#### Task directions
Each line of the data below that carries the word "five" needs to be copied.

Records from a data collection
----

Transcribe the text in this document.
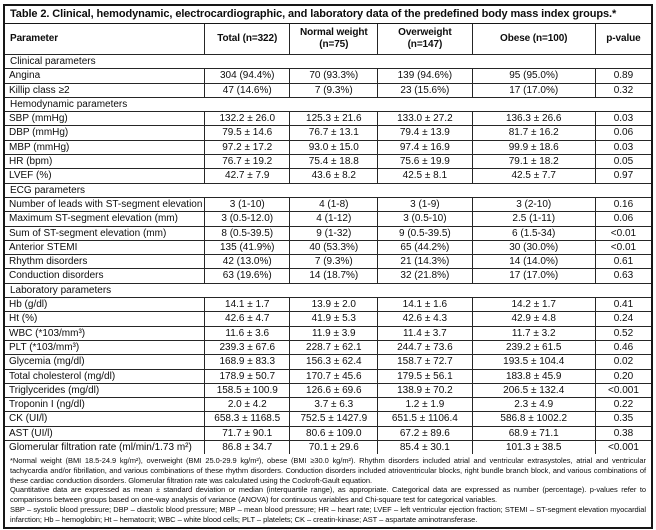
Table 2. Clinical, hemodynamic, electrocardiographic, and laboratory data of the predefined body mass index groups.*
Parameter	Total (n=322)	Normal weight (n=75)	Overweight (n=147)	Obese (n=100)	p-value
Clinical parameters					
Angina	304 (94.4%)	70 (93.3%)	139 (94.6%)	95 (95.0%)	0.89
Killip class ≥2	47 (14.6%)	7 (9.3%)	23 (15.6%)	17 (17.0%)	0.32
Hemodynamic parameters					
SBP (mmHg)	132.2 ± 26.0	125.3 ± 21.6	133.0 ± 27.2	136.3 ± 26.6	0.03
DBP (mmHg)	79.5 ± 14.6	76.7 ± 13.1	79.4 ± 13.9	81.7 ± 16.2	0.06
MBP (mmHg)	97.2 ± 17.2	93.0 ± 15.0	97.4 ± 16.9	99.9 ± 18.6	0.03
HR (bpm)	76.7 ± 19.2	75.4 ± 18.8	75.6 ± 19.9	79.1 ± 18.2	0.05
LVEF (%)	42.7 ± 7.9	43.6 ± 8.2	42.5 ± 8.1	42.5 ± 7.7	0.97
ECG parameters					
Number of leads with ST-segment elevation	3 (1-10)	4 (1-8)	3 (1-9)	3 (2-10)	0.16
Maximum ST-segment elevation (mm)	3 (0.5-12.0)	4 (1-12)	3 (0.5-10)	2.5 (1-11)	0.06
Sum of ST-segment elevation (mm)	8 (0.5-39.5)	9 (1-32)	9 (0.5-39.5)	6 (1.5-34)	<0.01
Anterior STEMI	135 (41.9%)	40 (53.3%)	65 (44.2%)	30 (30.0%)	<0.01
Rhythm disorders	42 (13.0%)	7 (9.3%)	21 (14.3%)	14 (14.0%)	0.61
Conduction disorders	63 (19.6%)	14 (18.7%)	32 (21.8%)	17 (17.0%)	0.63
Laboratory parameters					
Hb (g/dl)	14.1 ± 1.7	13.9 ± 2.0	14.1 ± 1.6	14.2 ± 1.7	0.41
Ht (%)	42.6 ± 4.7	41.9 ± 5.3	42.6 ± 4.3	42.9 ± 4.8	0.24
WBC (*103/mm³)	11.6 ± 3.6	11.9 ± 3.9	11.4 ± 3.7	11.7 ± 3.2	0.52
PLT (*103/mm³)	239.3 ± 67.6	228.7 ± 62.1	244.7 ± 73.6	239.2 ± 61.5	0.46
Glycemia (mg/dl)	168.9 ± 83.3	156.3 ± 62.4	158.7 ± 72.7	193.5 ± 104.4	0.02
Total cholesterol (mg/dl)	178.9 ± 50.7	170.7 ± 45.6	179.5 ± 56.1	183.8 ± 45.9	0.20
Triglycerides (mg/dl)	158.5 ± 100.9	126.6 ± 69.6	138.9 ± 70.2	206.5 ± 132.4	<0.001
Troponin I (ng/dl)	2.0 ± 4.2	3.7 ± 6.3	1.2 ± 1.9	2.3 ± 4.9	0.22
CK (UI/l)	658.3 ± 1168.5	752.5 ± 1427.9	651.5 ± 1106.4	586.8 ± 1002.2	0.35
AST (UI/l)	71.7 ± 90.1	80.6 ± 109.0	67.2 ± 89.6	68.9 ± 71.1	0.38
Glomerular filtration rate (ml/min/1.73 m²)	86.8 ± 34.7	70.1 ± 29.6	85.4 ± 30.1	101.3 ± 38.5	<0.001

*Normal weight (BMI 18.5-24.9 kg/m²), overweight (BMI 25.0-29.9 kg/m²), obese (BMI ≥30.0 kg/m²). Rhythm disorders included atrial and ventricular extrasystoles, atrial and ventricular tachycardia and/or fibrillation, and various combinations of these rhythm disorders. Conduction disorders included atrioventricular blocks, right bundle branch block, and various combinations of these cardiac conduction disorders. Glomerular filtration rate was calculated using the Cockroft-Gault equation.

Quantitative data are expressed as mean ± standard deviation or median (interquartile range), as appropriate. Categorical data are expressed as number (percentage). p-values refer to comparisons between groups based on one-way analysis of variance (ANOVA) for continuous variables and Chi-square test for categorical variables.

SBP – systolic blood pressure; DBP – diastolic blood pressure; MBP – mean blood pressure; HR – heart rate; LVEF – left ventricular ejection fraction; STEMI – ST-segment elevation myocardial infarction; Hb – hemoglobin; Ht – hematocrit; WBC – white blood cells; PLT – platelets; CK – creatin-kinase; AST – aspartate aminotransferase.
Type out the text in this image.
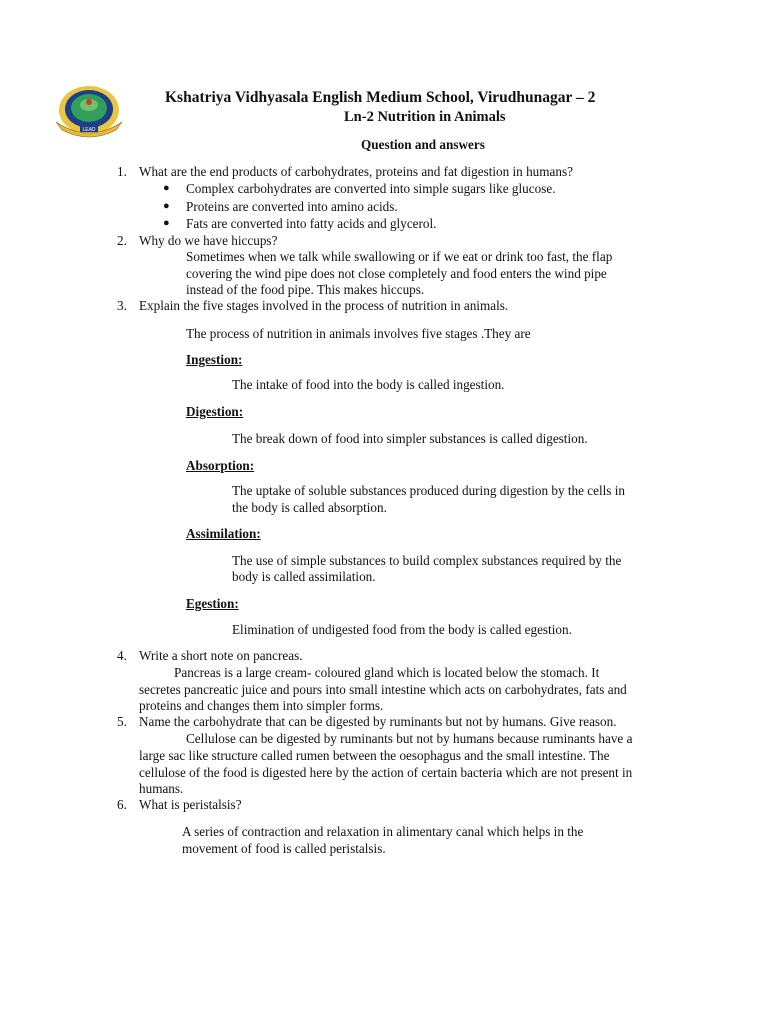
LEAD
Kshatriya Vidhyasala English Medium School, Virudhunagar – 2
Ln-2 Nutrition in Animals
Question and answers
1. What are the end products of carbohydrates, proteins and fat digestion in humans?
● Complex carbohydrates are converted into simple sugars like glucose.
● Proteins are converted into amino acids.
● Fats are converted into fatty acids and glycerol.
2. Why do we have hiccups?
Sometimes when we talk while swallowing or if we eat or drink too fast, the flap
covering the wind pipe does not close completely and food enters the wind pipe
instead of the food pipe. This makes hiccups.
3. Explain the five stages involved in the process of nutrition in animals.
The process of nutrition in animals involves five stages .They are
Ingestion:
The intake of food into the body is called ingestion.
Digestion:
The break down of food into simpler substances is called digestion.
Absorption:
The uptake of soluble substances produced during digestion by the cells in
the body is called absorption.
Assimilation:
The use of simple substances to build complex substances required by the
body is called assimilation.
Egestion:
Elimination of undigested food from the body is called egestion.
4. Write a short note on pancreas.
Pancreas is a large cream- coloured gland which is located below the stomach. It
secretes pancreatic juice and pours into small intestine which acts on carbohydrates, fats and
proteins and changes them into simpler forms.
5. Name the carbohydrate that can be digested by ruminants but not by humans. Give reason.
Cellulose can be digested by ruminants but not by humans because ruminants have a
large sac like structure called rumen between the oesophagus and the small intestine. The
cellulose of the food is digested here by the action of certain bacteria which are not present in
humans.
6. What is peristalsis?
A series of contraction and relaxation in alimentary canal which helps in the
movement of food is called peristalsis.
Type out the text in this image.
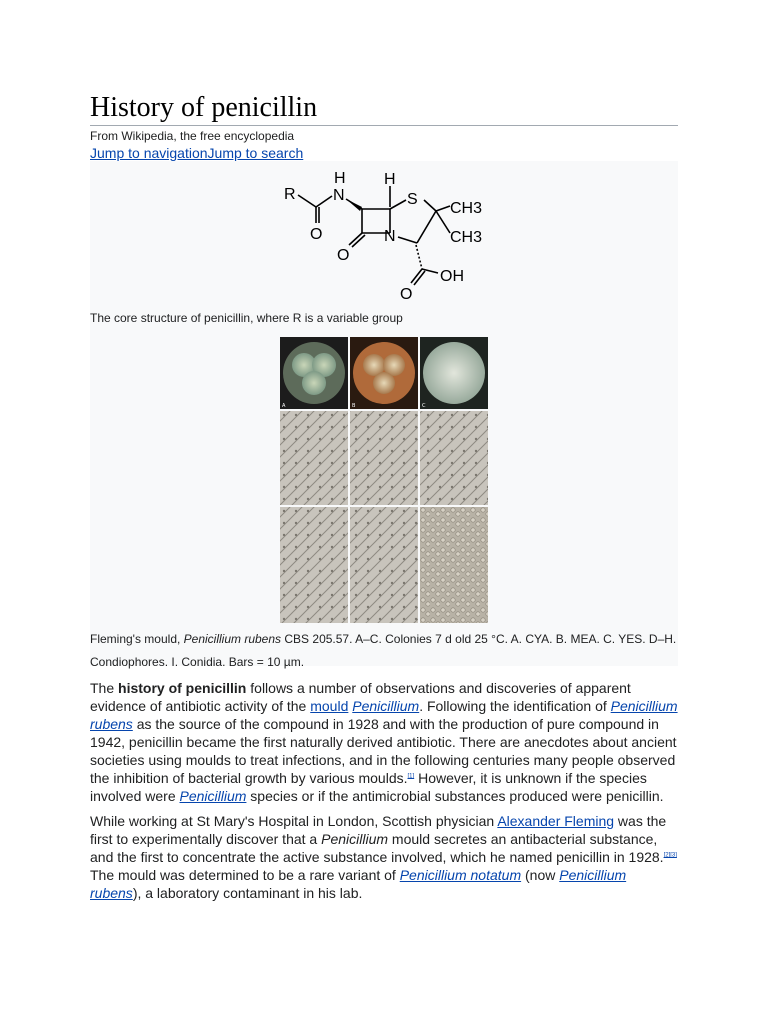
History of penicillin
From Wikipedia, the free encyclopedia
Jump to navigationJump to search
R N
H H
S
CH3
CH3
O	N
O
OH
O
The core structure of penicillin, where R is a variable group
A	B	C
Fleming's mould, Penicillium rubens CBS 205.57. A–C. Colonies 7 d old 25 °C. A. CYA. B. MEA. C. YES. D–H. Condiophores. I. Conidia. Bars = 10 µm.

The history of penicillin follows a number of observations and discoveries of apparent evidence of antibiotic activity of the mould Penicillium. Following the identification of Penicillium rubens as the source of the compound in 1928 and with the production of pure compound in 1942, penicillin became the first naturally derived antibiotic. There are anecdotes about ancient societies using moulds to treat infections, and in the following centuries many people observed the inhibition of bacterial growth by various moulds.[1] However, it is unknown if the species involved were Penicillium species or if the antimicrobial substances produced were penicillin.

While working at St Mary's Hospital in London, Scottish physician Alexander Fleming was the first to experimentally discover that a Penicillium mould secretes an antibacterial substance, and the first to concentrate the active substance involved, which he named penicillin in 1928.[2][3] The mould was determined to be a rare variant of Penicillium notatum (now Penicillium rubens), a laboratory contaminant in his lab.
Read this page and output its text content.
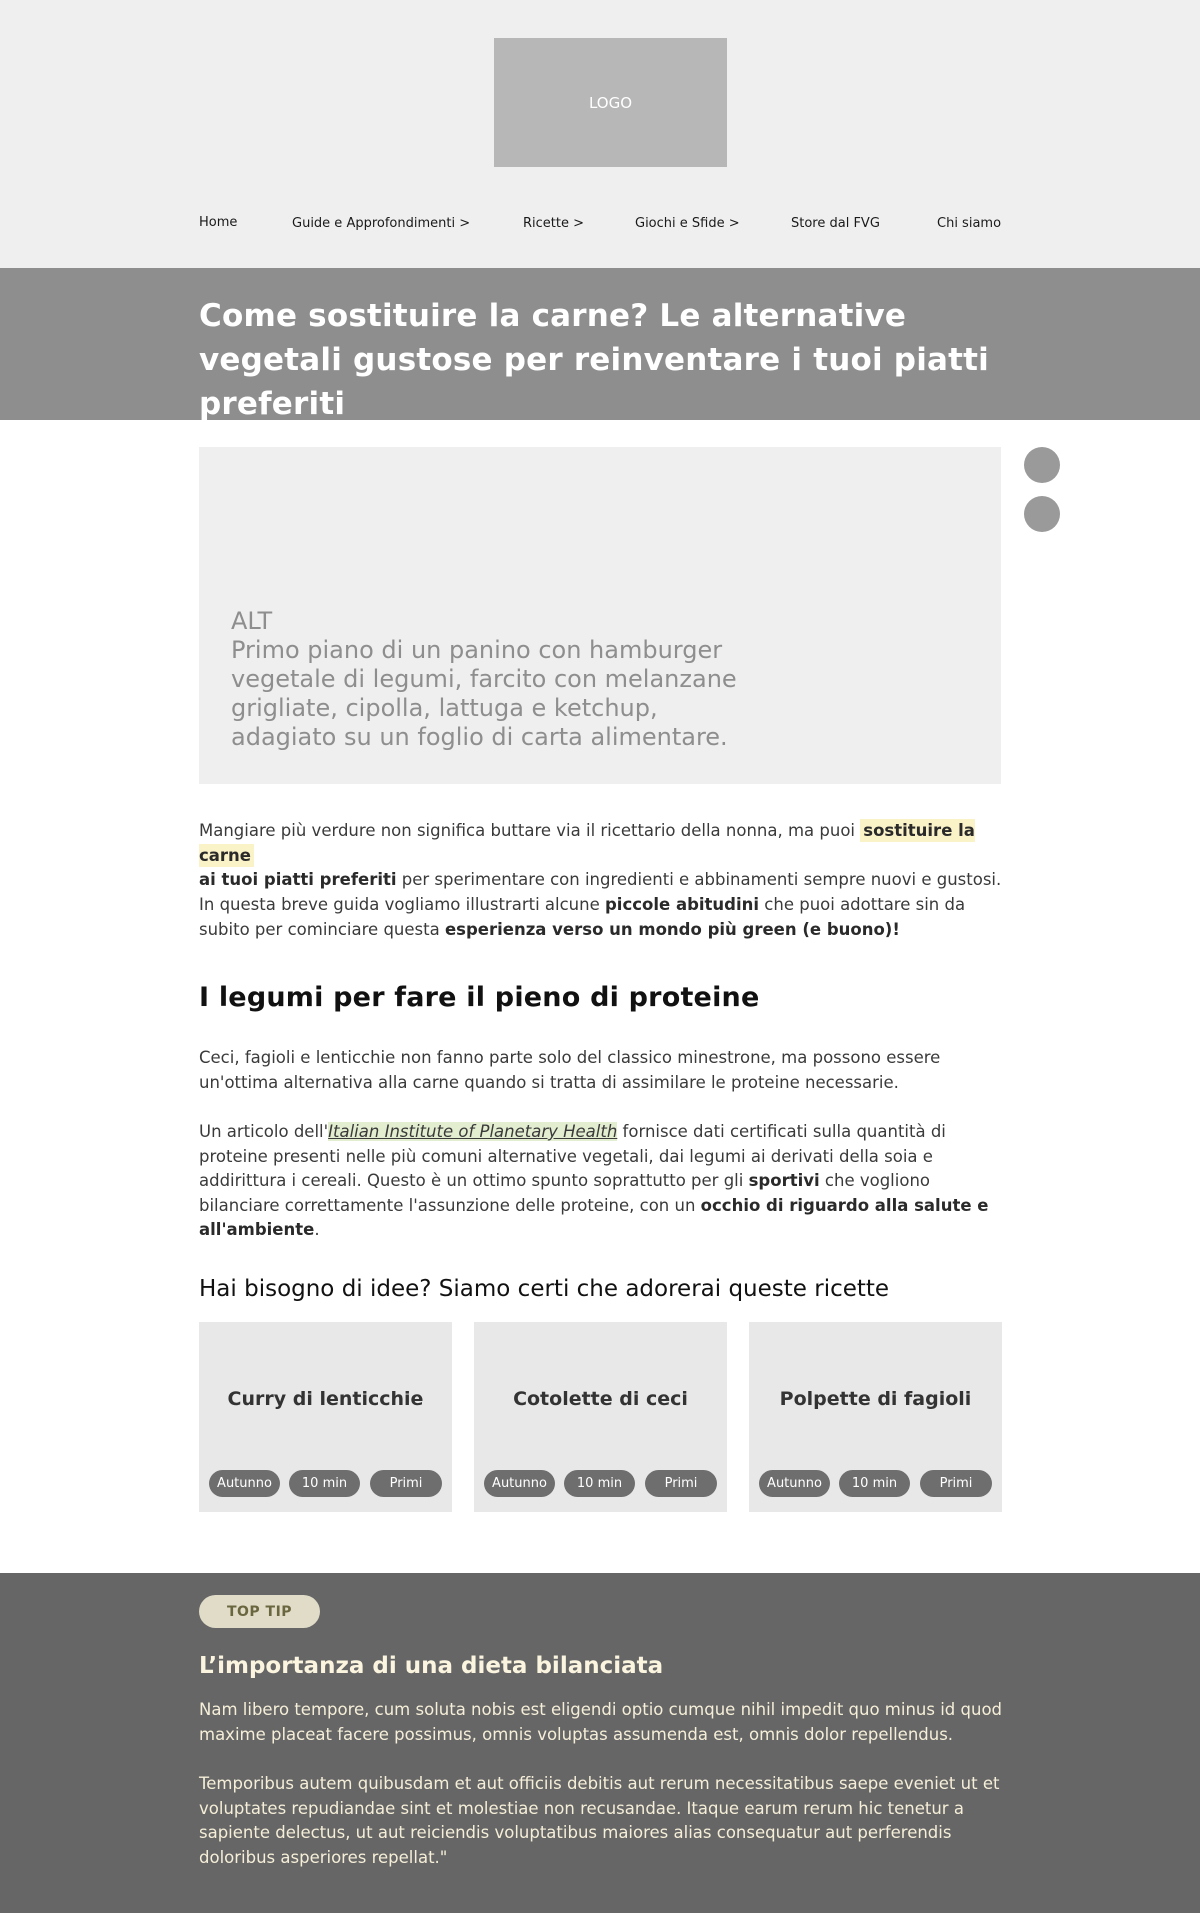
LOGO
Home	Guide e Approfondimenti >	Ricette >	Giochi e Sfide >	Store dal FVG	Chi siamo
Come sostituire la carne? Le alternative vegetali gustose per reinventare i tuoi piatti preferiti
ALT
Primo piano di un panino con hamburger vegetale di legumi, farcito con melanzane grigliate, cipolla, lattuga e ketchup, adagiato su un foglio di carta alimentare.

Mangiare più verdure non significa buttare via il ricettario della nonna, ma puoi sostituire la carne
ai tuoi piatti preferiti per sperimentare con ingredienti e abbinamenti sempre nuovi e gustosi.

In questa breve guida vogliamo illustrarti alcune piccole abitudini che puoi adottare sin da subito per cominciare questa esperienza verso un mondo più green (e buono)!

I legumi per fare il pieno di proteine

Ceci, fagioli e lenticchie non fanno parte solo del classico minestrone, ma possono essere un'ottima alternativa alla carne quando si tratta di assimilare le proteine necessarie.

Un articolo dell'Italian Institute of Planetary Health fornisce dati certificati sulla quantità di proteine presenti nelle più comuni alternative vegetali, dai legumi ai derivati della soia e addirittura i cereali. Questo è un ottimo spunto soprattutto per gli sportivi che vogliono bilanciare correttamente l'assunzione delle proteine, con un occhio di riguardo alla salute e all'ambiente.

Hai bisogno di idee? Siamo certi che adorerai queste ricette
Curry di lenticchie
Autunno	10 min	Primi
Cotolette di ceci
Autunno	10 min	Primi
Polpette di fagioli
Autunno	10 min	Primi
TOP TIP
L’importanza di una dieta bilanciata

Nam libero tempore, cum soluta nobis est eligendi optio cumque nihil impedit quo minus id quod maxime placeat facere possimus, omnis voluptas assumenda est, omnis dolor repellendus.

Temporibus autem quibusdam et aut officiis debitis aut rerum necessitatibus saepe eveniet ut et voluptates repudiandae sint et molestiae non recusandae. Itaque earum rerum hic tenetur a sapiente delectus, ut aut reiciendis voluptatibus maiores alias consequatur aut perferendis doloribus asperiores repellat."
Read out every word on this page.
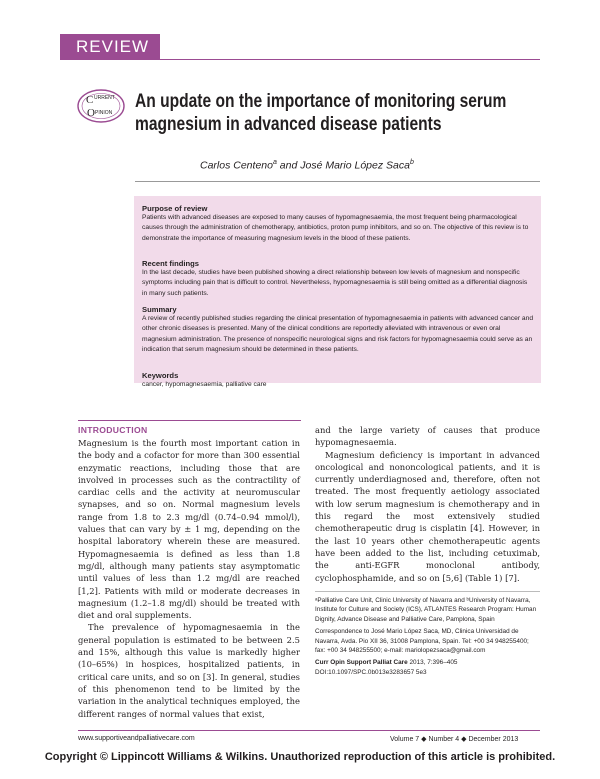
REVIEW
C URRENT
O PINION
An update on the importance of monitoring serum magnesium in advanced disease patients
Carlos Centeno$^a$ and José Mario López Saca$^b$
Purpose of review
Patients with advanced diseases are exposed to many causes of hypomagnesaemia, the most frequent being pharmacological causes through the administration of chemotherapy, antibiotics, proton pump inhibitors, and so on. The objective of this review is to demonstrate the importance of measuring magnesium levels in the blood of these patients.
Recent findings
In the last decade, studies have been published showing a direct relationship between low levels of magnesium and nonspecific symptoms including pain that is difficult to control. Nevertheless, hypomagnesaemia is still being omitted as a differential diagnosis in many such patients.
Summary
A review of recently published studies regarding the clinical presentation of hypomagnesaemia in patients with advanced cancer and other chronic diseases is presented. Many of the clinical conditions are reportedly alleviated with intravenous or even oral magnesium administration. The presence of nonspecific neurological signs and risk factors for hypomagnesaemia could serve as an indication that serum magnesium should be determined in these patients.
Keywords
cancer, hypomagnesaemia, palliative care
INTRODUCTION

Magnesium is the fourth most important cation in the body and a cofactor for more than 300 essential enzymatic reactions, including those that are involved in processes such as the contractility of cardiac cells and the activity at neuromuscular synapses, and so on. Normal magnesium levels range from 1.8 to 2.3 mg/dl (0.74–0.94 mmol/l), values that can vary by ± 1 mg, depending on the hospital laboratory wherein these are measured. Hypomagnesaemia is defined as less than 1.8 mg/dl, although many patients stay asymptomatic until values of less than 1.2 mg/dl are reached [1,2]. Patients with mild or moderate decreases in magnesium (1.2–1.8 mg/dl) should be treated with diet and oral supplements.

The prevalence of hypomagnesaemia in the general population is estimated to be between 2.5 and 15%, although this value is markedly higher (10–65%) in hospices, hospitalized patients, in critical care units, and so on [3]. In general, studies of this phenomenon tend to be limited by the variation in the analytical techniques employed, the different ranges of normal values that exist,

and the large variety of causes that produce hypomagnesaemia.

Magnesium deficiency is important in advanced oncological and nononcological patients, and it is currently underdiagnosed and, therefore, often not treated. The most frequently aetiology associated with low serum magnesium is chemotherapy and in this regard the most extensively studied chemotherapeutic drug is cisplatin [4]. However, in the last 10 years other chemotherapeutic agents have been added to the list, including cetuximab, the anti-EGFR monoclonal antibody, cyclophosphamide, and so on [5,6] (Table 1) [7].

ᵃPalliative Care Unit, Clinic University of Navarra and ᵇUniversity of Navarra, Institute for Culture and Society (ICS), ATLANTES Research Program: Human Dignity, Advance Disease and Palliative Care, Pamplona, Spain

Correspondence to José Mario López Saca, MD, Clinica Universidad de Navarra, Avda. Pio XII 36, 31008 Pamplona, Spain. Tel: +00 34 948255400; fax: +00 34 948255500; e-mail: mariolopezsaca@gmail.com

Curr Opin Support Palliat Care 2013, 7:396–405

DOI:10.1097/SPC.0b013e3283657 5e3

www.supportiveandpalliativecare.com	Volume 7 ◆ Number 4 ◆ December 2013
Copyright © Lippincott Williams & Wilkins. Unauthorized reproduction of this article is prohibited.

----

#### Exercise response
3. Explain the five stages involved in the process of nutrition in animals.
The process of nutrition in animals involves five stages .They are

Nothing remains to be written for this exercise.